------ Stored records

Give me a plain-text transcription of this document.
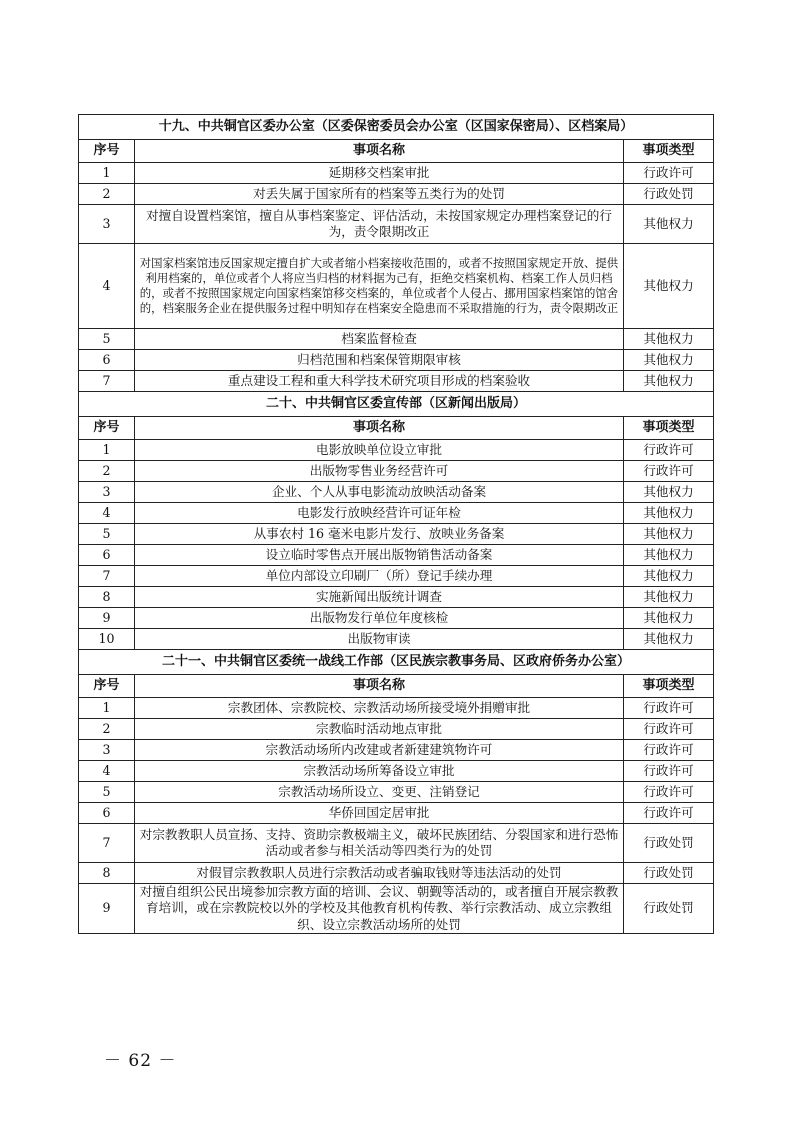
十九、中共铜官区委办公室（区委保密委员会办公室（区国家保密局）、区档案局）		
序号	事项名称	事项类型
1	延期移交档案审批	行政许可
2	对丢失属于国家所有的档案等五类行为的处罚	行政处罚
3	对擅自设置档案馆，擅自从事档案鉴定、评估活动，未按国家规定办理档案登记的行为，责令限期改正	其他权力
4	对国家档案馆违反国家规定擅自扩大或者缩小档案接收范围的，或者不按照国家规定开放、提供利用档案的，单位或者个人将应当归档的材料据为己有，拒绝交档案机构、档案工作人员归档的，或者不按照国家规定向国家档案馆移交档案的，单位或者个人侵占、挪用国家档案馆的馆舍的，档案服务企业在提供服务过程中明知存在档案安全隐患而不采取措施的行为，责令限期改正	其他权力
5	档案监督检查	其他权力
6	归档范围和档案保管期限审核	其他权力
7	重点建设工程和重大科学技术研究项目形成的档案验收	其他权力
二十、中共铜官区委宣传部（区新闻出版局）		
序号	事项名称	事项类型
1	电影放映单位设立审批	行政许可
2	出版物零售业务经营许可	行政许可
3	企业、个人从事电影流动放映活动备案	其他权力
4	电影发行放映经营许可证年检	其他权力
5	从事农村 16 毫米电影片发行、放映业务备案	其他权力
6	设立临时零售点开展出版物销售活动备案	其他权力
7	单位内部设立印刷厂（所）登记手续办理	其他权力
8	实施新闻出版统计调查	其他权力
9	出版物发行单位年度核检	其他权力
10	出版物审读	其他权力
二十一、中共铜官区委统一战线工作部（区民族宗教事务局、区政府侨务办公室）		
序号	事项名称	事项类型
1	宗教团体、宗教院校、宗教活动场所接受境外捐赠审批	行政许可
2	宗教临时活动地点审批	行政许可
3	宗教活动场所内改建或者新建建筑物许可	行政许可
4	宗教活动场所筹备设立审批	行政许可
5	宗教活动场所设立、变更、注销登记	行政许可
6	华侨回国定居审批	行政许可
7	对宗教教职人员宣扬、支持、资助宗教极端主义，破坏民族团结、分裂国家和进行恐怖活动或者参与相关活动等四类行为的处罚	行政处罚
8	对假冒宗教教职人员进行宗教活动或者骗取钱财等违法活动的处罚	行政处罚
9	对擅自组织公民出境参加宗教方面的培训、会议、朝觐等活动的，或者擅自开展宗教教育培训，或在宗教院校以外的学校及其他教育机构传教、举行宗教活动、成立宗教组织、设立宗教活动场所的处罚	行政处罚
－ 62 －
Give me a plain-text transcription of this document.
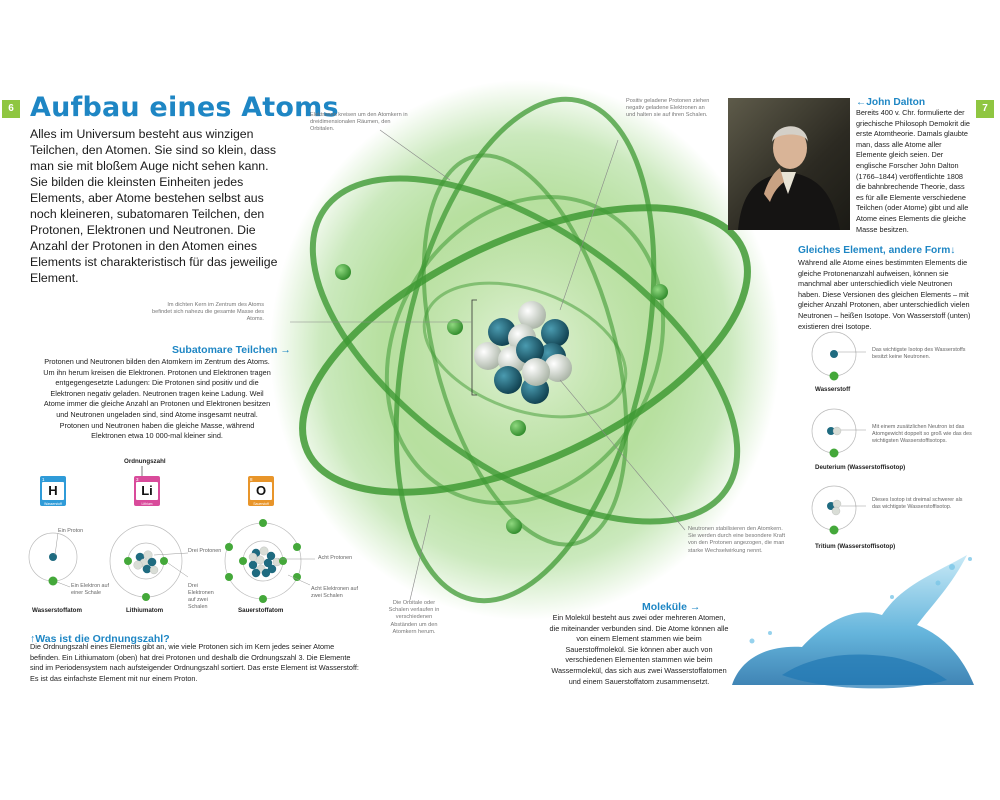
6	7
Aufbau eines Atoms
Alles im Universum besteht aus winzigen Teilchen, den Atomen. Sie sind so klein, dass man sie mit bloßem Auge nicht sehen kann. Sie bilden die kleinsten Einheiten jedes Elements, aber Atome bestehen selbst aus noch kleineren, subatomaren Teilchen, den Protonen, Elektronen und Neutronen. Die Anzahl der Protonen in den Atomen eines Elements ist charakteristisch für das jeweilige Element.
Elektronen kreisen um den Atomkern in dreidimensionalen Räumen, den Orbitalen.
Positiv geladene Protonen ziehen negativ geladene Elektronen an und halten sie auf ihren Schalen.
Im dichten Kern im Zentrum des Atoms befindet sich nahezu die gesamte Masse des Atoms.
Neutronen stabilisieren den Atomkern. Sie werden durch eine besondere Kraft von den Protonen angezogen, die man starke Wechselwirkung nennt.
Die Orbitale oder Schalen verlaufen in verschiedenen Abständen um den Atomkern herum.
Subatomare Teilchen →
Protonen und Neutronen bilden den Atomkern im Zentrum des Atoms. Um ihn herum kreisen die Elektronen. Protonen und Elektronen tragen entgegengesetzte Ladungen: Die Protonen sind positiv und die Elektronen negativ geladen. Neutronen tragen keine Ladung. Weil Atome immer die gleiche Anzahl an Protonen und Elektronen besitzen und Neutronen ungeladen sind, sind Atome insgesamt neutral. Protonen und Neutronen haben die gleiche Masse, während Elektronen etwa 10 000-mal kleiner sind.
Ordnungszahl
1
H
Wasserstoff
3
Li
Lithium
8
O
Sauerstoff
Ein Proton
Ein Elektron auf einer Schale
Wasserstoffatom
Drei Protonen
Drei Elektronen auf zwei Schalen
Lithiumatom
Acht Protonen
Acht Elektronen auf zwei Schalen
Sauerstoffatom
↑Was ist die Ordnungszahl?
Die Ordnungszahl eines Elements gibt an, wie viele Protonen sich im Kern jedes seiner Atome befinden. Ein Lithiumatom (oben) hat drei Protonen und deshalb die Ordnungszahl 3. Die Elemente sind im Periodensystem nach aufsteigender Ordnungszahl sortiert. Das erste Element ist Wasserstoff: Es ist das einfachste Element mit nur einem Proton.
←John Dalton
Bereits 400 v. Chr. formulierte der griechische Philosoph Demokrit die erste Atomtheorie. Damals glaubte man, dass alle Atome aller Elemente gleich seien. Der englische Forscher John Dalton (1766–1844) veröffentlichte 1808 die bahnbrechende Theorie, dass es für alle Elemente verschiedene Teilchen (oder Atome) gibt und alle Atome eines Elements die gleiche Masse besitzen.
Gleiches Element, andere Form↓
Während alle Atome eines bestimmten Elements die gleiche Protonenanzahl aufweisen, können sie manchmal aber unterschiedlich viele Neutronen haben. Diese Versionen des gleichen Elements – mit gleicher Anzahl Protonen, aber unterschiedlich vielen Neutronen – heißen Isotope. Von Wasserstoff (unten) existieren drei Isotope.
Wasserstoff
Das wichtigste Isotop des Wasserstoffs besitzt keine Neutronen.
Deuterium (Wasserstoffisotop)
Mit einem zusätzlichen Neutron ist das Atomgewicht doppelt so groß wie das des wichtigsten Wasserstoffisotops.
Tritium (Wasserstoffisotop)
Dieses Isotop ist dreimal schwerer als das wichtigste Wasserstoffisotop.
Moleküle →
Ein Molekül besteht aus zwei oder mehreren Atomen, die miteinander verbunden sind. Die Atome können alle von einem Element stammen wie beim Sauerstoffmolekül. Sie können aber auch von verschiedenen Elementen stammen wie beim Wassermolekül, das sich aus zwei Wasserstoffatomen und einem Sauerstoffatom zusammensetzt.
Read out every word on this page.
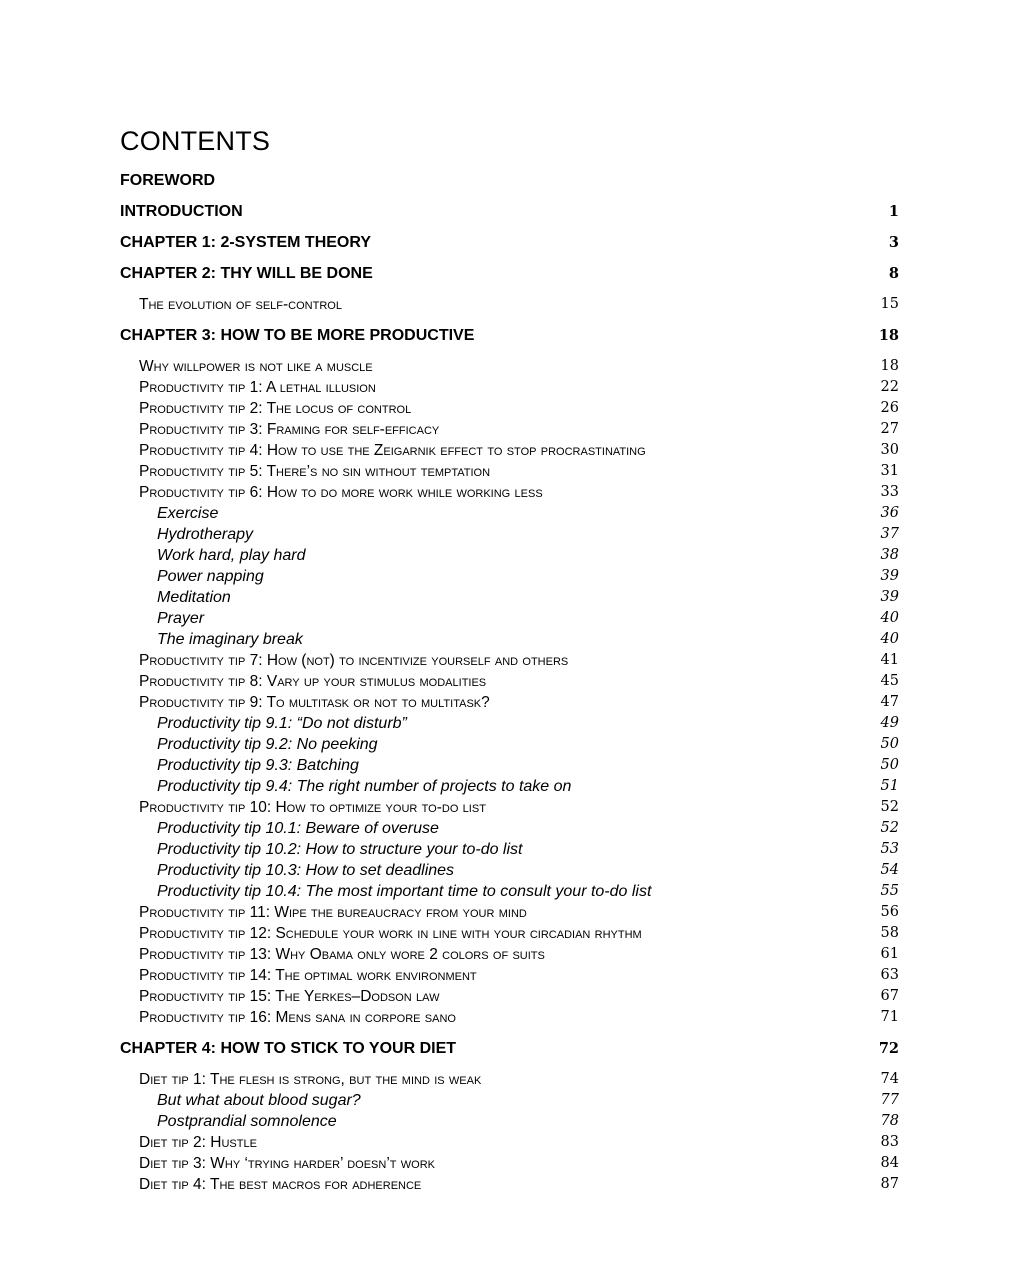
CONTENTS
FOREWORD
INTRODUCTION	1
CHAPTER 1: 2-SYSTEM THEORY	3
CHAPTER 2: THY WILL BE DONE	8
The evolution of self-control	15
CHAPTER 3: HOW TO BE MORE PRODUCTIVE	18
Why willpower is not like a muscle	18
Productivity tip 1: A lethal illusion	22
Productivity tip 2: The locus of control	26
Productivity tip 3: Framing for self-efficacy	27
Productivity tip 4: How to use the Zeigarnik effect to stop procrastinating	30
Productivity tip 5: There’s no sin without temptation	31
Productivity tip 6: How to do more work while working less	33
Exercise	36
Hydrotherapy	37
Work hard, play hard	38
Power napping	39
Meditation	39
Prayer	40
The imaginary break	40
Productivity tip 7: How (not) to incentivize yourself and others	41
Productivity tip 8: Vary up your stimulus modalities	45
Productivity tip 9: To multitask or not to multitask?	47
Productivity tip 9.1: “Do not disturb”	49
Productivity tip 9.2: No peeking	50
Productivity tip 9.3: Batching	50
Productivity tip 9.4: The right number of projects to take on	51
Productivity tip 10: How to optimize your to-do list	52
Productivity tip 10.1: Beware of overuse	52
Productivity tip 10.2: How to structure your to-do list	53
Productivity tip 10.3: How to set deadlines	54
Productivity tip 10.4: The most important time to consult your to-do list	55
Productivity tip 11: Wipe the bureaucracy from your mind	56
Productivity tip 12: Schedule your work in line with your circadian rhythm	58
Productivity tip 13: Why Obama only wore 2 colors of suits	61
Productivity tip 14: The optimal work environment	63
Productivity tip 15: The Yerkes–Dodson law	67
Productivity tip 16: Mens sana in corpore sano	71
CHAPTER 4: HOW TO STICK TO YOUR DIET	72
Diet tip 1: The flesh is strong, but the mind is weak	74
But what about blood sugar?	77
Postprandial somnolence	78
Diet tip 2: Hustle	83
Diet tip 3: Why ‘trying harder’ doesn’t work	84
Diet tip 4: The best macros for adherence	87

------------

Of the lines above, copy each that contains "verschiedenen".

Die Orbitale oder Schalen verlaufen in verschiedenen Abständen um den Atomkern herum.
Ein Molekül besteht aus zwei oder mehreren Atomen, die miteinander verbunden sind. Die Atome können alle von einem Element stammen wie beim Sauerstoffmolekül. Sie können aber auch von verschiedenen Elementen stammen wie beim Wassermolekül, das sich aus zwei Wasserstoffatomen und einem Sauerstoffatom zusammensetzt.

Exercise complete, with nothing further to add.